Data provided >>
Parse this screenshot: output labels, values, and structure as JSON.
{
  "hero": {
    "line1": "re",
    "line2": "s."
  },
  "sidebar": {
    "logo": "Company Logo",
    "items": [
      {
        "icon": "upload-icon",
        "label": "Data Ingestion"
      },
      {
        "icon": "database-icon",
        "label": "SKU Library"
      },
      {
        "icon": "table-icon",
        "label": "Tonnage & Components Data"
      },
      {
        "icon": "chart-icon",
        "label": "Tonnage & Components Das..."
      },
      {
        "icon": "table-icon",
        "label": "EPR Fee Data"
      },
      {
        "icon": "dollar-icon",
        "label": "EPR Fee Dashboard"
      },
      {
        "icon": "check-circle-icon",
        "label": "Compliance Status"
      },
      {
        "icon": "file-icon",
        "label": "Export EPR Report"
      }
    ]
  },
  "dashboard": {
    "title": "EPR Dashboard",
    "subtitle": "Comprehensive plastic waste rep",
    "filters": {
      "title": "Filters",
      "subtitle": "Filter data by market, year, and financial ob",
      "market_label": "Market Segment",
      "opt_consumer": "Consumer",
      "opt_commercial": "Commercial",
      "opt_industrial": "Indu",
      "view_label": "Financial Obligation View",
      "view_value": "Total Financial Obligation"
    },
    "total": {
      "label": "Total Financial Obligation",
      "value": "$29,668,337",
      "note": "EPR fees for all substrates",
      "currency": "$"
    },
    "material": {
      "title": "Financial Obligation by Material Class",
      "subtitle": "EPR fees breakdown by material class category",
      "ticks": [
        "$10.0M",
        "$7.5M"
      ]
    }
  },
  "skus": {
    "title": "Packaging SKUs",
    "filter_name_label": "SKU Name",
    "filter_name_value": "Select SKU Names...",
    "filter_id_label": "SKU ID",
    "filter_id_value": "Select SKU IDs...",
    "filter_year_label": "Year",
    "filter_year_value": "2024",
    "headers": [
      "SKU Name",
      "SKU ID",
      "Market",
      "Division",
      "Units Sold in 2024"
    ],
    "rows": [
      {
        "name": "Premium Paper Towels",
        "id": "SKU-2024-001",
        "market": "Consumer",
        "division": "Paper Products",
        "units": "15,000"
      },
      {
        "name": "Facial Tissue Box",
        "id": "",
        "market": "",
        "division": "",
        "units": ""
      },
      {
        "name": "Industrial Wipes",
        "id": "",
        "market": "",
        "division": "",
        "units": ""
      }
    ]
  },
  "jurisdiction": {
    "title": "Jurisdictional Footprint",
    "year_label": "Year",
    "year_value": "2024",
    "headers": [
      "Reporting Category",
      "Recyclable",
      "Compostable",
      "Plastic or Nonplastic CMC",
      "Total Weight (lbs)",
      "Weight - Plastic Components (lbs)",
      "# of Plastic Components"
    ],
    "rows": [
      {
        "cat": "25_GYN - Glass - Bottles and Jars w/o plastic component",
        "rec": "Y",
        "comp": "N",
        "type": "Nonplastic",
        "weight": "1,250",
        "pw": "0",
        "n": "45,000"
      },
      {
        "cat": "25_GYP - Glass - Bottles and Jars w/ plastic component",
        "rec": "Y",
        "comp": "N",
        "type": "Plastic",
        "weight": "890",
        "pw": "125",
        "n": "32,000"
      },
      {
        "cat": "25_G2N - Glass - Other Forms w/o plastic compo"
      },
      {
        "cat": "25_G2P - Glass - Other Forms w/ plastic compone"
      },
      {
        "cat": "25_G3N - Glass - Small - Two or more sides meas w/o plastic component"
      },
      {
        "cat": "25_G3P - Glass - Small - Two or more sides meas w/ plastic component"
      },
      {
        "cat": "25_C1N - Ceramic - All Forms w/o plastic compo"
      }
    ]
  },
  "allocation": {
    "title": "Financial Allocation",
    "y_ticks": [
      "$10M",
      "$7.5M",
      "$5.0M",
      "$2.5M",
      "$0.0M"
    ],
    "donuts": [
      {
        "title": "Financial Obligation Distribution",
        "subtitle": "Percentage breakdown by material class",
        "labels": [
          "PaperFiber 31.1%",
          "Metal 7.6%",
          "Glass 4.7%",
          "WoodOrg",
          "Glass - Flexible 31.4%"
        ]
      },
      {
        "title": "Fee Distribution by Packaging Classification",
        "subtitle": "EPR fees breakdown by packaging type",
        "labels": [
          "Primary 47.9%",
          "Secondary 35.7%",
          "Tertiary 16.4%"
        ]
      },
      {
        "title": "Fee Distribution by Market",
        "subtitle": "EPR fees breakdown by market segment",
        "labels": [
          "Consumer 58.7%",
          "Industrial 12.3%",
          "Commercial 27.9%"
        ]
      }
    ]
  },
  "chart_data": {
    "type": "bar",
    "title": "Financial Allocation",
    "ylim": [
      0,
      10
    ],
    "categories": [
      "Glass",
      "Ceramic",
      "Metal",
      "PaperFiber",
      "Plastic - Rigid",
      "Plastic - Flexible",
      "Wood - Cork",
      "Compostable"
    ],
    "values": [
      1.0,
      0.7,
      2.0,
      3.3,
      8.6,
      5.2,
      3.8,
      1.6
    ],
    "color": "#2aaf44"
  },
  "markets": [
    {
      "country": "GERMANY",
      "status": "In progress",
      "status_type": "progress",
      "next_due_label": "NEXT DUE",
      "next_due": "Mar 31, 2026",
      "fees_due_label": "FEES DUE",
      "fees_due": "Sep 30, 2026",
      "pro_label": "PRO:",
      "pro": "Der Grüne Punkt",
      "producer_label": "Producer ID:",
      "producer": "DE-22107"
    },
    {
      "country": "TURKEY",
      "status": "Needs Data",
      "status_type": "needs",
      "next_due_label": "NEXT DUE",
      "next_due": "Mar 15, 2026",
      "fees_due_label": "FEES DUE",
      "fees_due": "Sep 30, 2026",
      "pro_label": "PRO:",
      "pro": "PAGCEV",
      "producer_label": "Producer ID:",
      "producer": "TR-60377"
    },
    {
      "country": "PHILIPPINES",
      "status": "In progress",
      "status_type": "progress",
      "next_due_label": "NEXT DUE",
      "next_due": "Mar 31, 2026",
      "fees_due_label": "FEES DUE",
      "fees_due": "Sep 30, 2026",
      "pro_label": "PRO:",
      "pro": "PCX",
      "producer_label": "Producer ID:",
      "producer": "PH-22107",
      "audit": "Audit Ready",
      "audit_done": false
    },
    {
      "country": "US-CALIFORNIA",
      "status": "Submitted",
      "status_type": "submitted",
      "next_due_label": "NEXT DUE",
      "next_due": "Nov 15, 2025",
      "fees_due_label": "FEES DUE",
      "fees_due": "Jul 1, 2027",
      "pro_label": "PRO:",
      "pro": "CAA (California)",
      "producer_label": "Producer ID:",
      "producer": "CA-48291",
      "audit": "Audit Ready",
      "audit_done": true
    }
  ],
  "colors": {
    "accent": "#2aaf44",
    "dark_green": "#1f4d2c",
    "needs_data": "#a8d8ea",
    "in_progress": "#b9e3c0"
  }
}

Work instructions >>
Using the listing, collect all lines in which the string "values" is found.

Exercise answer >>
Parse this screenshot: output labels, values, and structure as JSON.
    "values": [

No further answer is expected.